▼▼▼

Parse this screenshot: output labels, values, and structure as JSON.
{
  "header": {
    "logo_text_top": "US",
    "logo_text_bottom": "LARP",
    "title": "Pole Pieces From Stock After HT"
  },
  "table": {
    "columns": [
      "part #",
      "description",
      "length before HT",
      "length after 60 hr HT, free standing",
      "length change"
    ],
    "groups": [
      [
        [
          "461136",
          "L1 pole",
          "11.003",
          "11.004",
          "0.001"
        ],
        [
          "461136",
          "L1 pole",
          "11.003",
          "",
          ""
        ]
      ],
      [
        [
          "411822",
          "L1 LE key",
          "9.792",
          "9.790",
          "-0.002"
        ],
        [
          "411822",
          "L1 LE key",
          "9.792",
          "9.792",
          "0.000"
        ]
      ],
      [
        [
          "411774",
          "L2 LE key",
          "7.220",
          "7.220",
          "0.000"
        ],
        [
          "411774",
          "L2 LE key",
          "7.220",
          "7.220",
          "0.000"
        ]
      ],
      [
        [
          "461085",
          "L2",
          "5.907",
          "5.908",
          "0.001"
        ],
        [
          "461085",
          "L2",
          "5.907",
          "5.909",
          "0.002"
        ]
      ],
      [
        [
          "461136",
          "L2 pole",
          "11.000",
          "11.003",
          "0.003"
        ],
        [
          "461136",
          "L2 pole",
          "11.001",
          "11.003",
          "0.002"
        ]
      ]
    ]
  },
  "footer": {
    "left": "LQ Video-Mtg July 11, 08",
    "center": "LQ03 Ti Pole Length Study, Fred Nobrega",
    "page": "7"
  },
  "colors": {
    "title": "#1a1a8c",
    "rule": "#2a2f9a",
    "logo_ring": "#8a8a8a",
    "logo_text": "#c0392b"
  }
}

▲▲▲
▼▼▼

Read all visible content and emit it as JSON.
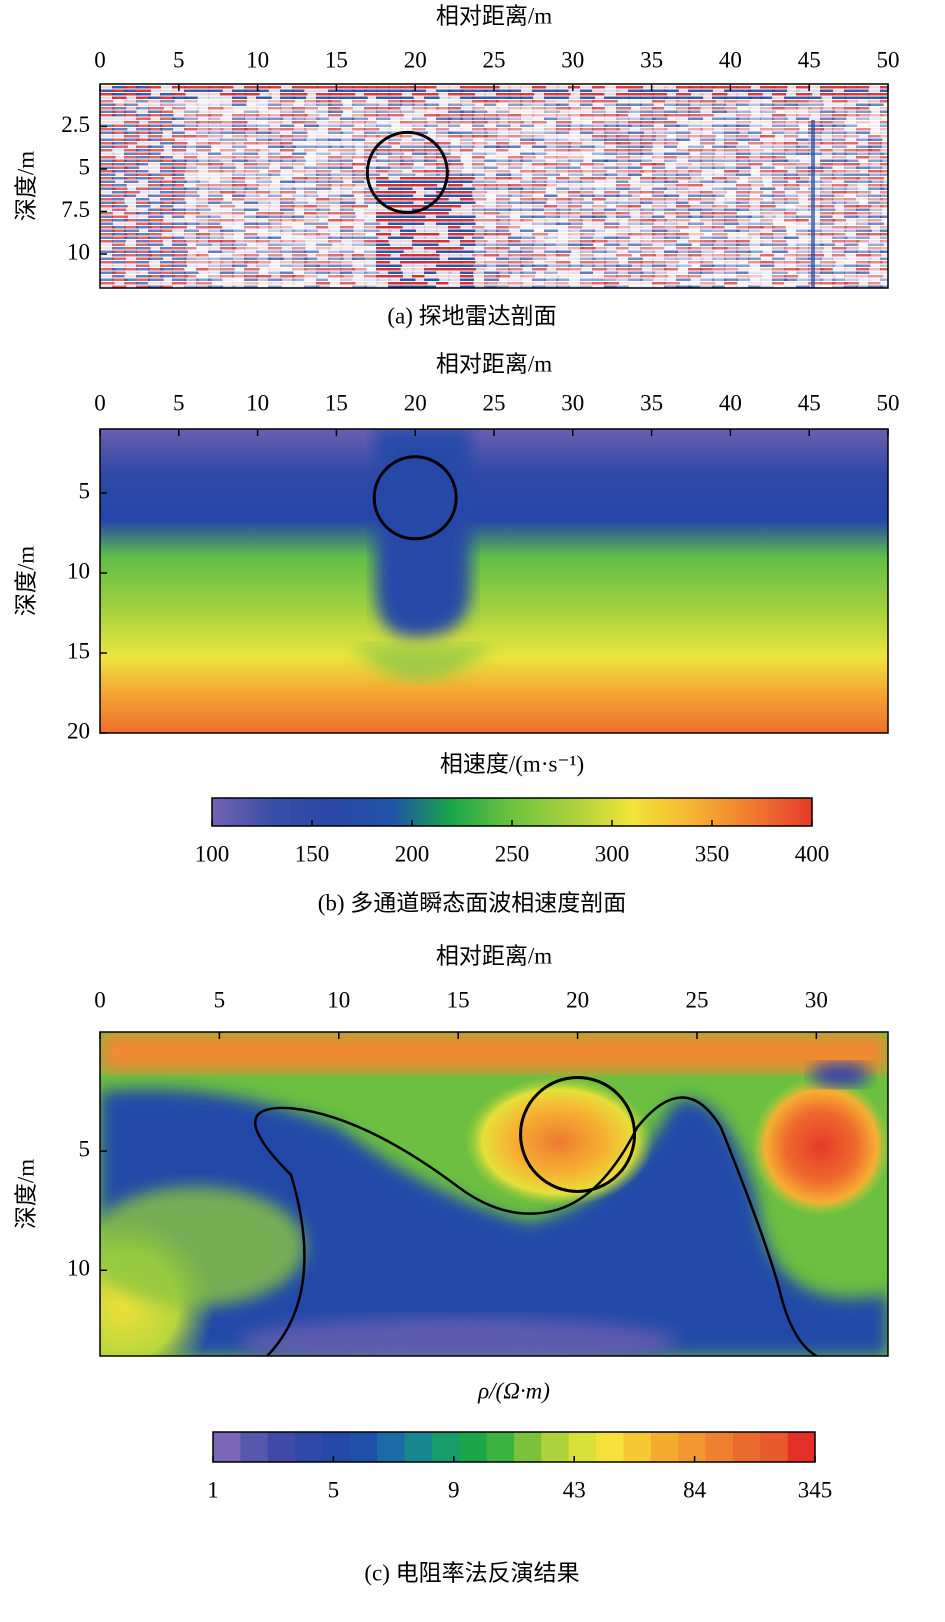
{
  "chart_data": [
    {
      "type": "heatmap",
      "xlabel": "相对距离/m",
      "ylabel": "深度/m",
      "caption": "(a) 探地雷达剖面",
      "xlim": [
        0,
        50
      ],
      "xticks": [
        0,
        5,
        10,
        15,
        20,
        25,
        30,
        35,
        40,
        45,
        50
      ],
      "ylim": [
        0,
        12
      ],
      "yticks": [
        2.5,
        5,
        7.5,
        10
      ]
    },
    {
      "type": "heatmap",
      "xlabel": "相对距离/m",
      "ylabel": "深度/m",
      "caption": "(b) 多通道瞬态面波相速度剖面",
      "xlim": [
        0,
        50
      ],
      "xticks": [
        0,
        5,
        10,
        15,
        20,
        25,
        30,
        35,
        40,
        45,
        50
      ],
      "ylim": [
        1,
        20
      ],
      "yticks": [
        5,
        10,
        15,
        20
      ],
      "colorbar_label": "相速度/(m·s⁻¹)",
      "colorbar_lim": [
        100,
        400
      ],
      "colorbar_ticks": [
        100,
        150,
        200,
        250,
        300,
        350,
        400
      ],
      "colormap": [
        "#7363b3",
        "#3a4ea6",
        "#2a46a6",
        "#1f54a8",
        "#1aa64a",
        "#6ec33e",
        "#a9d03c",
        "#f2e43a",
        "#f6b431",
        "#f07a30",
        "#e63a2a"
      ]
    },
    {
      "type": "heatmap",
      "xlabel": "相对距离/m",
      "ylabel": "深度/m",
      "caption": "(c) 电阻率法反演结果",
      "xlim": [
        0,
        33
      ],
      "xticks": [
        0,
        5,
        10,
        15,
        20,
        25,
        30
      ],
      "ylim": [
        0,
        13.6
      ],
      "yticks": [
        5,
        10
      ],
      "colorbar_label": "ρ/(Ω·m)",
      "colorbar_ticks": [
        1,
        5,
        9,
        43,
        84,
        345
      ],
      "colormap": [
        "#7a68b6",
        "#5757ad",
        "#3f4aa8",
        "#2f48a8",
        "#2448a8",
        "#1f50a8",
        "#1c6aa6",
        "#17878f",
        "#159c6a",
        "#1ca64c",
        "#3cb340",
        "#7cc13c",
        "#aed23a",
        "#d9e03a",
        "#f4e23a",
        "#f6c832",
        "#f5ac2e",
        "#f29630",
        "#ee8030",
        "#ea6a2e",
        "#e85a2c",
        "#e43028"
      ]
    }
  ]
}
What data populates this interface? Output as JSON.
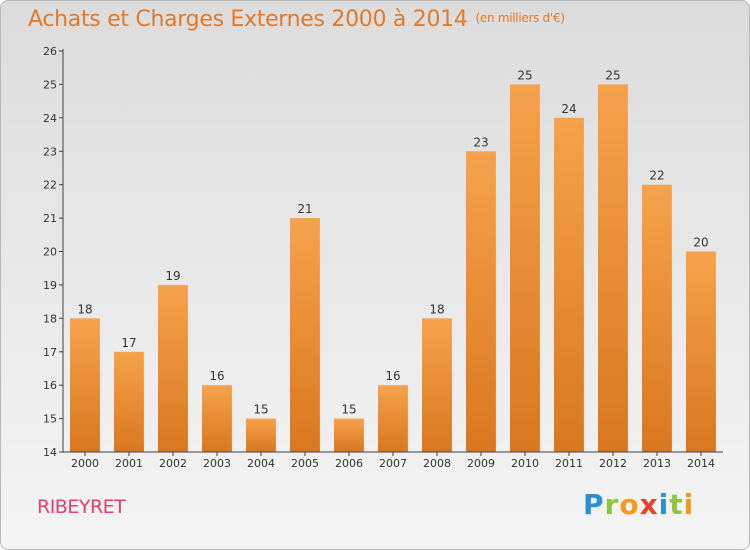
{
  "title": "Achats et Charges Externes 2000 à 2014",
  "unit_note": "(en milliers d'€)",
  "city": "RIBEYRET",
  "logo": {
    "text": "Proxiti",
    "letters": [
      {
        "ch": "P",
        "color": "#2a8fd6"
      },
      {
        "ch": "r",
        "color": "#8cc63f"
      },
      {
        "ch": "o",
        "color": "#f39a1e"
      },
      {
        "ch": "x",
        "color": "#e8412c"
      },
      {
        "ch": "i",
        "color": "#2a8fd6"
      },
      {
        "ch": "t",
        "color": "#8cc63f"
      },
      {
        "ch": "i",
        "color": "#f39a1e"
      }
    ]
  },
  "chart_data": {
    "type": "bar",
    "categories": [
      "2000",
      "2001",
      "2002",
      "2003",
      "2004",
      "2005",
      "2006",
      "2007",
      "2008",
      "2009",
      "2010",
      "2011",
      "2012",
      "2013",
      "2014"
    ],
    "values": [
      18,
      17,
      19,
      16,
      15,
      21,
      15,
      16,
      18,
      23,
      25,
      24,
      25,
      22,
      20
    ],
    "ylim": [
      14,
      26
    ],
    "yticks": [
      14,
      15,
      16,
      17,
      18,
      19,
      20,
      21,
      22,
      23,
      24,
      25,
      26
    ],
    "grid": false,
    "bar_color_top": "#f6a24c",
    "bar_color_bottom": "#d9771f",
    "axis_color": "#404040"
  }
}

▲▲▲

*Exercise goal*.
Which lines contain "caption"? Copy each of them.

*The solution*.
      "caption": "(a) 探地雷达剖面",
      "caption": "(b) 多通道瞬态面波相速度剖面",
      "caption": "(c) 电阻率法反演结果",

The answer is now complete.